Goal
Recast all of the lines below as a Markdown table with two columns, Row and Line, giving each line a row number and omitting any blank lines.

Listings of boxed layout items
------

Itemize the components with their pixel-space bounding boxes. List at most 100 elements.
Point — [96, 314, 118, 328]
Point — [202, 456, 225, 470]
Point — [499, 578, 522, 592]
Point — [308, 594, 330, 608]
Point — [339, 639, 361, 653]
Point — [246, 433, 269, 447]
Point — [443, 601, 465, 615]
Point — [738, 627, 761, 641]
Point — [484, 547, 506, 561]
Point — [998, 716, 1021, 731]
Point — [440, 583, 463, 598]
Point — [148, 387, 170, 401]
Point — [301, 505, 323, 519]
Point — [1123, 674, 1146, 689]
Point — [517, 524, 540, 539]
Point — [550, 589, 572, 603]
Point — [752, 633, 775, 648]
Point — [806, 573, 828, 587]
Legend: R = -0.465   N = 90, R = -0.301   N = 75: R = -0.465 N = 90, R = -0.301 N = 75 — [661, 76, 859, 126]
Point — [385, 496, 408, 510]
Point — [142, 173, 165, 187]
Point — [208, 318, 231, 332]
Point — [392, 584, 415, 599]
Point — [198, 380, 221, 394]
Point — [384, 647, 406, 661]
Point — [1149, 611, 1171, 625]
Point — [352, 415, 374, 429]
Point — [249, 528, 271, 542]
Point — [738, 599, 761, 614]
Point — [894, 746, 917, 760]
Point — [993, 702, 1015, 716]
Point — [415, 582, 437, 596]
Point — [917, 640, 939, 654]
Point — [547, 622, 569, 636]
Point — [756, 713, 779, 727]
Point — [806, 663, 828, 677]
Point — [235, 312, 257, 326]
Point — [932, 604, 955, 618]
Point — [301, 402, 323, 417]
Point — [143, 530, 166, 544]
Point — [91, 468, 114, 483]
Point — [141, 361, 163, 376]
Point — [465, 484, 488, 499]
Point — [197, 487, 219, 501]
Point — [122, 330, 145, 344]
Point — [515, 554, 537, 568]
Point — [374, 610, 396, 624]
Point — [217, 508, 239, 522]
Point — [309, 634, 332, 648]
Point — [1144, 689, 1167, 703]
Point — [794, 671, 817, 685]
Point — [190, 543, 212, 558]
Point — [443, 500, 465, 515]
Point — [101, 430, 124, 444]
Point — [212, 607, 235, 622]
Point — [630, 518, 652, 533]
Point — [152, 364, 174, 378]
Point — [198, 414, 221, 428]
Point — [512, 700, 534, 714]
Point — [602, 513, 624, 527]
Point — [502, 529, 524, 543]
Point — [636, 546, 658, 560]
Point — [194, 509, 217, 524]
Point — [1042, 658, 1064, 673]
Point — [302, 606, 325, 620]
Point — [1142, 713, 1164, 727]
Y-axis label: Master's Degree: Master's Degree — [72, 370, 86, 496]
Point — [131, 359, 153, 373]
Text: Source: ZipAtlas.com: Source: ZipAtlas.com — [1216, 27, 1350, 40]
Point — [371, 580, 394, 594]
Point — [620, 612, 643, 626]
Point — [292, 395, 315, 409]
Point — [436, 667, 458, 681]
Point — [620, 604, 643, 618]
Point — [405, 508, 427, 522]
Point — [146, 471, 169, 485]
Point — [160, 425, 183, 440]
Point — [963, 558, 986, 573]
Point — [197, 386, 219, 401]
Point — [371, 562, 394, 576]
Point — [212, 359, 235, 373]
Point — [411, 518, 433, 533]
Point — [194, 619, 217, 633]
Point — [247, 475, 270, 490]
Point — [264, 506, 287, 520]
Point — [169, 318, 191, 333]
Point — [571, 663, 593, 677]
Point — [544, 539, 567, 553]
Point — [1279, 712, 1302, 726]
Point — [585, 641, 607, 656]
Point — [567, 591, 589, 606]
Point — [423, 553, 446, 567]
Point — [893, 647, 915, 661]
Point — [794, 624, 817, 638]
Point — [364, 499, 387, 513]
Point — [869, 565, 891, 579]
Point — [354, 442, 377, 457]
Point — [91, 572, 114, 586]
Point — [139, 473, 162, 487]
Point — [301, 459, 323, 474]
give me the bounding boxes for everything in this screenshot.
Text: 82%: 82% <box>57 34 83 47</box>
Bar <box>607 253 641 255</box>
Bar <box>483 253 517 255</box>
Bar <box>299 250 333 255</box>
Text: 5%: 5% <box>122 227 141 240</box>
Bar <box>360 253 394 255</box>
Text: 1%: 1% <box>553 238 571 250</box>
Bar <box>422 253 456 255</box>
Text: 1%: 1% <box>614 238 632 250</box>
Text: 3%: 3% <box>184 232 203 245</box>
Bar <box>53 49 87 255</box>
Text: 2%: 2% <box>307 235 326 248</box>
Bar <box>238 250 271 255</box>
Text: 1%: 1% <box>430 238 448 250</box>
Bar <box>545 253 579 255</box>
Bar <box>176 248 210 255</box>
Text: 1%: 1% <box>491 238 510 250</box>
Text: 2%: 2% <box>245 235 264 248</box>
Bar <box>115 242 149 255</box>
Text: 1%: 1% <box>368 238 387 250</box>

------

Answer in full
| Row | Line |
|---|---|
| 1 | Itemize the components with their pixel-space bounding boxes. List at most 100 elements. |
| 2 | Point — [96, 314, 118, 328] |
| 3 | Point — [202, 456, 225, 470] |
| 4 | Point — [499, 578, 522, 592] |
| 5 | Point — [308, 594, 330, 608] |
| 6 | Point — [339, 639, 361, 653] |
| 7 | Point — [246, 433, 269, 447] |
| 8 | Point — [443, 601, 465, 615] |
| 9 | Point — [738, 627, 761, 641] |
| 10 | Point — [484, 547, 506, 561] |
| 11 | Point — [998, 716, 1021, 731] |
| 12 | Point — [440, 583, 463, 598] |
| 13 | Point — [148, 387, 170, 401] |
| 14 | Point — [301, 505, 323, 519] |
| 15 | Point — [1123, 674, 1146, 689] |
| 16 | Point — [517, 524, 540, 539] |
| 17 | Point — [550, 589, 572, 603] |
| 18 | Point — [752, 633, 775, 648] |
| 19 | Point — [806, 573, 828, 587] |
| 20 | Legend: R = -0.465   N = 90, R = -0.301   N = 75: R = -0.465 N = 90, R = -0.301 N = 75 — [661, 76, 859, 126] |
| 21 | Point — [385, 496, 408, 510] |
| 22 | Point — [142, 173, 165, 187] |
| 23 | Point — [208, 318, 231, 332] |
| 24 | Point — [392, 584, 415, 599] |
| 25 | Point — [198, 380, 221, 394] |
| 26 | Point — [384, 647, 406, 661] |
| 27 | Point — [1149, 611, 1171, 625] |
| 28 | Point — [352, 415, 374, 429] |
| 29 | Point — [249, 528, 271, 542] |
| 30 | Point — [738, 599, 761, 614] |
| 31 | Point — [894, 746, 917, 760] |
| 32 | Point — [993, 702, 1015, 716] |
| 33 | Point — [415, 582, 437, 596] |
| 34 | Point — [917, 640, 939, 654] |
| 35 | Point — [547, 622, 569, 636] |
| 36 | Point — [756, 713, 779, 727] |
| 37 | Point — [806, 663, 828, 677] |
| 38 | Point — [235, 312, 257, 326] |
| 39 | Point — [932, 604, 955, 618] |
| 40 | Point — [301, 402, 323, 417] |
| 41 | Point — [143, 530, 166, 544] |
| 42 | Point — [91, 468, 114, 483] |
| 43 | Point — [141, 361, 163, 376] |
| 44 | Point — [465, 484, 488, 499] |
| 45 | Point — [197, 487, 219, 501] |
| 46 | Point — [122, 330, 145, 344] |
| 47 | Point — [515, 554, 537, 568] |
| 48 | Point — [374, 610, 396, 624] |
| 49 | Point — [217, 508, 239, 522] |
| 50 | Point — [309, 634, 332, 648] |
| 51 | Point — [1144, 689, 1167, 703] |
| 52 | Point — [794, 671, 817, 685] |
| 53 | Point — [190, 543, 212, 558] |
| 54 | Point — [443, 500, 465, 515] |
| 55 | Point — [101, 430, 124, 444] |
| 56 | Point — [212, 607, 235, 622] |
| 57 | Point — [630, 518, 652, 533] |
| 58 | Point — [152, 364, 174, 378] |
| 59 | Point — [198, 414, 221, 428] |
| 60 | Point — [512, 700, 534, 714] |
| 61 | Point — [602, 513, 624, 527] |
| 62 | Point — [502, 529, 524, 543] |
| 63 | Point — [636, 546, 658, 560] |
| 64 | Point — [194, 509, 217, 524] |
| 65 | Point — [1042, 658, 1064, 673] |
| 66 | Point — [302, 606, 325, 620] |
| 67 | Point — [1142, 713, 1164, 727] |
| 68 | Y-axis label: Master's Degree: Master's Degree — [72, 370, 86, 496] |
| 69 | Point — [131, 359, 153, 373] |
| 70 | Text: Source: ZipAtlas.com: Source: ZipAtlas.com — [1216, 27, 1350, 40] |
| 71 | Point — [371, 580, 394, 594] |
| 72 | Point — [620, 612, 643, 626] |
| 73 | Point — [292, 395, 315, 409] |
| 74 | Point — [436, 667, 458, 681] |
| 75 | Point — [620, 604, 643, 618] |
| 76 | Point — [405, 508, 427, 522] |
| 77 | Point — [146, 471, 169, 485] |
| 78 | Point — [160, 425, 183, 440] |
| 79 | Point — [963, 558, 986, 573] |
| 80 | Point — [197, 386, 219, 401] |
| 81 | Point — [371, 562, 394, 576] |
| 82 | Point — [212, 359, 235, 373] |
| 83 | Point — [411, 518, 433, 533] |
| 84 | Point — [194, 619, 217, 633] |
| 85 | Point — [247, 475, 270, 490] |
| 86 | Point — [264, 506, 287, 520] |
| 87 | Point — [169, 318, 191, 333] |
| 88 | Point — [571, 663, 593, 677] |
| 89 | Point — [544, 539, 567, 553] |
| 90 | Point — [1279, 712, 1302, 726] |
| 91 | Point — [585, 641, 607, 656] |
| 92 | Point — [567, 591, 589, 606] |
| 93 | Point — [423, 553, 446, 567] |
| 94 | Point — [893, 647, 915, 661] |
| 95 | Point — [794, 624, 817, 638] |
| 96 | Point — [364, 499, 387, 513] |
| 97 | Point — [869, 565, 891, 579] |
| 98 | Point — [354, 442, 377, 457] |
| 99 | Point — [91, 572, 114, 586] |
| 100 | Point — [139, 473, 162, 487] |
| 101 | Point — [301, 459, 323, 474] |
| 102 | give me the bounding boxes for everything in this screenshot. |
| 103 | Text: 82%: 82% <box>57 34 83 47</box> |
| 104 | Bar <box>607 253 641 255</box> |
| 105 | Bar <box>483 253 517 255</box> |
| 106 | Bar <box>299 250 333 255</box> |
| 107 | Text: 5%: 5% <box>122 227 141 240</box> |
| 108 | Bar <box>360 253 394 255</box> |
| 109 | Text: 1%: 1% <box>553 238 571 250</box> |
| 110 | Bar <box>422 253 456 255</box> |
| 111 | Text: 1%: 1% <box>614 238 632 250</box> |
| 112 | Text: 3%: 3% <box>184 232 203 245</box> |
| 113 | Bar <box>53 49 87 255</box> |
| 114 | Text: 2%: 2% <box>307 235 326 248</box> |
| 115 | Bar <box>238 250 271 255</box> |
| 116 | Text: 1%: 1% <box>430 238 448 250</box> |
| 117 | Bar <box>545 253 579 255</box> |
| 118 | Bar <box>176 248 210 255</box> |
| 119 | Text: 1%: 1% <box>491 238 510 250</box> |
| 120 | Text: 2%: 2% <box>245 235 264 248</box> |
| 121 | Bar <box>115 242 149 255</box> |
| 122 | Text: 1%: 1% <box>368 238 387 250</box> |